Start of MATERIAL FOR THIS EXERCISE

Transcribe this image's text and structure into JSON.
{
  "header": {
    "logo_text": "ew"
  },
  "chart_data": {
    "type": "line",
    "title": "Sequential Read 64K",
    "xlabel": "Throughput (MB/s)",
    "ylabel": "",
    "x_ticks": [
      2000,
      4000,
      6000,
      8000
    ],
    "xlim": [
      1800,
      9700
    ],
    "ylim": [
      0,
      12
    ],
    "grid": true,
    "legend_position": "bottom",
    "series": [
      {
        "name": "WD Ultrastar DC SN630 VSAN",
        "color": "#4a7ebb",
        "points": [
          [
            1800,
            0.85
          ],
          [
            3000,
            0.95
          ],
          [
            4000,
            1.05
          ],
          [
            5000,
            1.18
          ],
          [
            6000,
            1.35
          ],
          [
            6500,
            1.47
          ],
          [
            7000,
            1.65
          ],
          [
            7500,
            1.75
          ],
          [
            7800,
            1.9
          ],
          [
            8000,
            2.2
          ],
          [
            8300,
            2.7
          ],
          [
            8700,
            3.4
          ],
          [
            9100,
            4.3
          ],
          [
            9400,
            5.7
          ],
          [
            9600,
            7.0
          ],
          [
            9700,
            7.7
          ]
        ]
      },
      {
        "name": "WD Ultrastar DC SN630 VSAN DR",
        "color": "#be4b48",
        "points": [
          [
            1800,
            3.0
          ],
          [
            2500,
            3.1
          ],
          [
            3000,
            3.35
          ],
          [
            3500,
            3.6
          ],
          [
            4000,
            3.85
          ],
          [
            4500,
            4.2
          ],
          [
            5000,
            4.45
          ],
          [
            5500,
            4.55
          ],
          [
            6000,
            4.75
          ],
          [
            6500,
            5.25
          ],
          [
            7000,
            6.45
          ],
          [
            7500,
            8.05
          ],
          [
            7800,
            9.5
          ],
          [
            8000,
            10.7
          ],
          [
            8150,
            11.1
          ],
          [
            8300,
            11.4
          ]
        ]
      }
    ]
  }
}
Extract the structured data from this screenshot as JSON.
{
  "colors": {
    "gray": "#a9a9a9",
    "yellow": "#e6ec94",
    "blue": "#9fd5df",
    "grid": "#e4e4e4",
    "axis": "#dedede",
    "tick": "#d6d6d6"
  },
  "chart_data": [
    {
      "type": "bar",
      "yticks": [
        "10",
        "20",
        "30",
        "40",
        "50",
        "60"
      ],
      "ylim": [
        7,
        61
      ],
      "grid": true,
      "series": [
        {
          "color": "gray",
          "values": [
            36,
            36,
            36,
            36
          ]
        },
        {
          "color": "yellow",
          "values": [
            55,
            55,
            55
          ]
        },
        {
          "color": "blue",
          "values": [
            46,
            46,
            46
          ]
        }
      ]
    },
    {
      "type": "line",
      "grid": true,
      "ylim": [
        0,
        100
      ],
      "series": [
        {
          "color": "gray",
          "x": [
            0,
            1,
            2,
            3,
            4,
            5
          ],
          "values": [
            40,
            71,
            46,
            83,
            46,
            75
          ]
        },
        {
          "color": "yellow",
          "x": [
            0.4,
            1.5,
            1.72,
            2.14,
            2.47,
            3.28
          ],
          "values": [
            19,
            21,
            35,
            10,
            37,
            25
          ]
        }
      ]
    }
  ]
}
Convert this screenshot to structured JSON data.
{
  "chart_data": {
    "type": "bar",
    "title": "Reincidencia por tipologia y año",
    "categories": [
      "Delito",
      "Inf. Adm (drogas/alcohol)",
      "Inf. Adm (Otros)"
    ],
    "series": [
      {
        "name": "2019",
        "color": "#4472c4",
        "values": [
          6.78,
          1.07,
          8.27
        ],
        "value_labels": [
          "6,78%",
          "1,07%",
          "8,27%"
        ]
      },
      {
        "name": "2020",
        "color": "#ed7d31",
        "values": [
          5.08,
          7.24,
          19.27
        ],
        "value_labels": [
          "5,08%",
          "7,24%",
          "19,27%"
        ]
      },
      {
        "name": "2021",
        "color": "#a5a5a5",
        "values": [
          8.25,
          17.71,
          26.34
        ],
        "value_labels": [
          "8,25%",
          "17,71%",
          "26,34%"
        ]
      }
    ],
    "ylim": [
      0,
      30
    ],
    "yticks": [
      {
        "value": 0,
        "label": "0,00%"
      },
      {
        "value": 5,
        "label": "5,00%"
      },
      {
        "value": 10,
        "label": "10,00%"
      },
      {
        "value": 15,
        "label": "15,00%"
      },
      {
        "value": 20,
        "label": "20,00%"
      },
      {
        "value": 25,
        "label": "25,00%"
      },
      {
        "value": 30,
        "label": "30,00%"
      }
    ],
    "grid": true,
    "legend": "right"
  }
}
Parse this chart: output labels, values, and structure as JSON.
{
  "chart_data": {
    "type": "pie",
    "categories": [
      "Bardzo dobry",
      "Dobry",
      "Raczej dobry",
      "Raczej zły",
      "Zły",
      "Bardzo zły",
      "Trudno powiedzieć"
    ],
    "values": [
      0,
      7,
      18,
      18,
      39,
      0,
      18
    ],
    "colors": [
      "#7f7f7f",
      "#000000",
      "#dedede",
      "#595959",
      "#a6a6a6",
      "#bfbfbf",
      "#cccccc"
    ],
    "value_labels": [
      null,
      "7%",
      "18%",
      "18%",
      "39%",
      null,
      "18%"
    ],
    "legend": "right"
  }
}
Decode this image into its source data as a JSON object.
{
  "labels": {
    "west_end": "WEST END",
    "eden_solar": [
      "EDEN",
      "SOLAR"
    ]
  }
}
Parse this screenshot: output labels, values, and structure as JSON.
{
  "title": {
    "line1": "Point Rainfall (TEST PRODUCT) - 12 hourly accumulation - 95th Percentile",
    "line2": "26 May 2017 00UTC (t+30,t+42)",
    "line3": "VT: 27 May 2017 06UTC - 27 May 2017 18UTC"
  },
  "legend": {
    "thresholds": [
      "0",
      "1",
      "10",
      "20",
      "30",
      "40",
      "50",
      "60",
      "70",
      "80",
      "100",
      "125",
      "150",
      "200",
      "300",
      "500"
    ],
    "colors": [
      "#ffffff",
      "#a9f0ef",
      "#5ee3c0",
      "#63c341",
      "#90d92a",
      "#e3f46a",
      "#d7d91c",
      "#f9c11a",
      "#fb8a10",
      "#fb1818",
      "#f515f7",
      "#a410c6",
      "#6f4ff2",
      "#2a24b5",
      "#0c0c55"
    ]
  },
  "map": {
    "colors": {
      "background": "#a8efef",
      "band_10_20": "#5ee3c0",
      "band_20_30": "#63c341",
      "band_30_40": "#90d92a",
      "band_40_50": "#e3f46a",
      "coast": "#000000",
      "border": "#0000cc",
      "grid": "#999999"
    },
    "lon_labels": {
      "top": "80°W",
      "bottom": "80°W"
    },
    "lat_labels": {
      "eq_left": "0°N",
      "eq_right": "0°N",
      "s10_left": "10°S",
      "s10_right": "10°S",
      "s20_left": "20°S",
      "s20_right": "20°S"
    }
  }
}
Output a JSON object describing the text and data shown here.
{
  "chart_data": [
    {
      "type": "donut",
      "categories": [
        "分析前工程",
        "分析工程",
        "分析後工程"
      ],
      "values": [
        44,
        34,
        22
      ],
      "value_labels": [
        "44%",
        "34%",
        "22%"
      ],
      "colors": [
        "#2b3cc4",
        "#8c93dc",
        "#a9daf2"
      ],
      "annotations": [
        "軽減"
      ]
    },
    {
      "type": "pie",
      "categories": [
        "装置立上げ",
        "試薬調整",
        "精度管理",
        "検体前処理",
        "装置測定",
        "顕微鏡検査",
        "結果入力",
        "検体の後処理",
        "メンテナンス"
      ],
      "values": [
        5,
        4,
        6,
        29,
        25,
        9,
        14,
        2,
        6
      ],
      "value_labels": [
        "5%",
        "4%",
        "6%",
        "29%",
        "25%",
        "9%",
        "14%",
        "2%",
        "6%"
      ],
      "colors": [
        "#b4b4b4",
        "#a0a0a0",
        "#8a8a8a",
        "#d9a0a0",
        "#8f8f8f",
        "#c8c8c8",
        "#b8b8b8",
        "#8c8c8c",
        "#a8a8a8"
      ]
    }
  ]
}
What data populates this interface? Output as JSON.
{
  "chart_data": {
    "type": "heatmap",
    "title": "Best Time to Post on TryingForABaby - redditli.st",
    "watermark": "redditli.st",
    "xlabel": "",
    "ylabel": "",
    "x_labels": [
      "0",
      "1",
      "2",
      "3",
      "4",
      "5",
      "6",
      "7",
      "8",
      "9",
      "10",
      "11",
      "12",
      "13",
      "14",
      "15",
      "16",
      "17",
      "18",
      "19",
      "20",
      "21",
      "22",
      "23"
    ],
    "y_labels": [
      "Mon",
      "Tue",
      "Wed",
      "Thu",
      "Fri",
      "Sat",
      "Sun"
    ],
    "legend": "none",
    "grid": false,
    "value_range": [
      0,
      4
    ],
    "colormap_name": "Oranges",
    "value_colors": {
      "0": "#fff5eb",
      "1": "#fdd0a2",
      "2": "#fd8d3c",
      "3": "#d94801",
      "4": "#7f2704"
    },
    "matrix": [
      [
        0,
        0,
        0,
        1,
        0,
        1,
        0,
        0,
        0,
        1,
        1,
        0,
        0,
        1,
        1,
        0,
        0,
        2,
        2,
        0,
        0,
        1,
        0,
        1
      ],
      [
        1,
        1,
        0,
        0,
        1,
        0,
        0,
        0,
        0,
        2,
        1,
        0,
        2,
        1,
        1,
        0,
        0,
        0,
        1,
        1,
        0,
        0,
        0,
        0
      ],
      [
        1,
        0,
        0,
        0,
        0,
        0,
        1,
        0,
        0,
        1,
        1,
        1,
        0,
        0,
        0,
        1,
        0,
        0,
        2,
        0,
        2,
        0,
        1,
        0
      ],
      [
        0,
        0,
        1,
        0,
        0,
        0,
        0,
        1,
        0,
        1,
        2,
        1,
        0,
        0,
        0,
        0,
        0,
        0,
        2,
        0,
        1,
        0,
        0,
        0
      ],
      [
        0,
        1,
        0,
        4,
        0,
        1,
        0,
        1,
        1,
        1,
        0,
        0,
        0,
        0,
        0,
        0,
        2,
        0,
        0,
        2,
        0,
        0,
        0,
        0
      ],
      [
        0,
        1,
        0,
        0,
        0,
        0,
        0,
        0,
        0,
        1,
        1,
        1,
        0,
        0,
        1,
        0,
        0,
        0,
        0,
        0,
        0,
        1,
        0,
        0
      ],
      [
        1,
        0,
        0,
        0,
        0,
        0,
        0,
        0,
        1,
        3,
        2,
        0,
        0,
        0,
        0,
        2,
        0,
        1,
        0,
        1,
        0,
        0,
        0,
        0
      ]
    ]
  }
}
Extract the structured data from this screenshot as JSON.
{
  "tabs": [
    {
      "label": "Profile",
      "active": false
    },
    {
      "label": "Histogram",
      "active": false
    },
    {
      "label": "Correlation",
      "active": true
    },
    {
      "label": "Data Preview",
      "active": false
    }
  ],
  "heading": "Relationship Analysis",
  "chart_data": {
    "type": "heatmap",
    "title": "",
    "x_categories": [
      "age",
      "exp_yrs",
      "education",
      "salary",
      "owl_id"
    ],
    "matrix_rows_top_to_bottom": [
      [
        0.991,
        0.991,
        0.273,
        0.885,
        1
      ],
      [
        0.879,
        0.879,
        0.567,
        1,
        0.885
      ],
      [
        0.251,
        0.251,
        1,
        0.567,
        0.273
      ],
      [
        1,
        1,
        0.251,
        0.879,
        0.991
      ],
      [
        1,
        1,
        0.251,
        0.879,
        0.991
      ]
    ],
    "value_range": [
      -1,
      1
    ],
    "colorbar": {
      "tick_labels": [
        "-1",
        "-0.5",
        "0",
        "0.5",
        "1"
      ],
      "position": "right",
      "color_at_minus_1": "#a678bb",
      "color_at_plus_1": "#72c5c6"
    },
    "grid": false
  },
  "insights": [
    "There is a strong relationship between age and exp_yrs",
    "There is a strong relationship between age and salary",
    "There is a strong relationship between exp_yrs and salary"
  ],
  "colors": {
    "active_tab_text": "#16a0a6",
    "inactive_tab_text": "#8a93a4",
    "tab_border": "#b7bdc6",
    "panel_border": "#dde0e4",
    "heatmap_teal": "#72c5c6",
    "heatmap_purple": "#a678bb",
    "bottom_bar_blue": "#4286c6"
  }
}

End of MATERIAL FOR THIS EXERCISE

Using the listing above, list every line in which the string "title" occurs.

    "title": "Sequential Read 64K",
    "title": "Reincidencia por tipologia y año",
  "title": {
    "title": "Best Time to Post on TryingForABaby - redditli.st",
    "title": "",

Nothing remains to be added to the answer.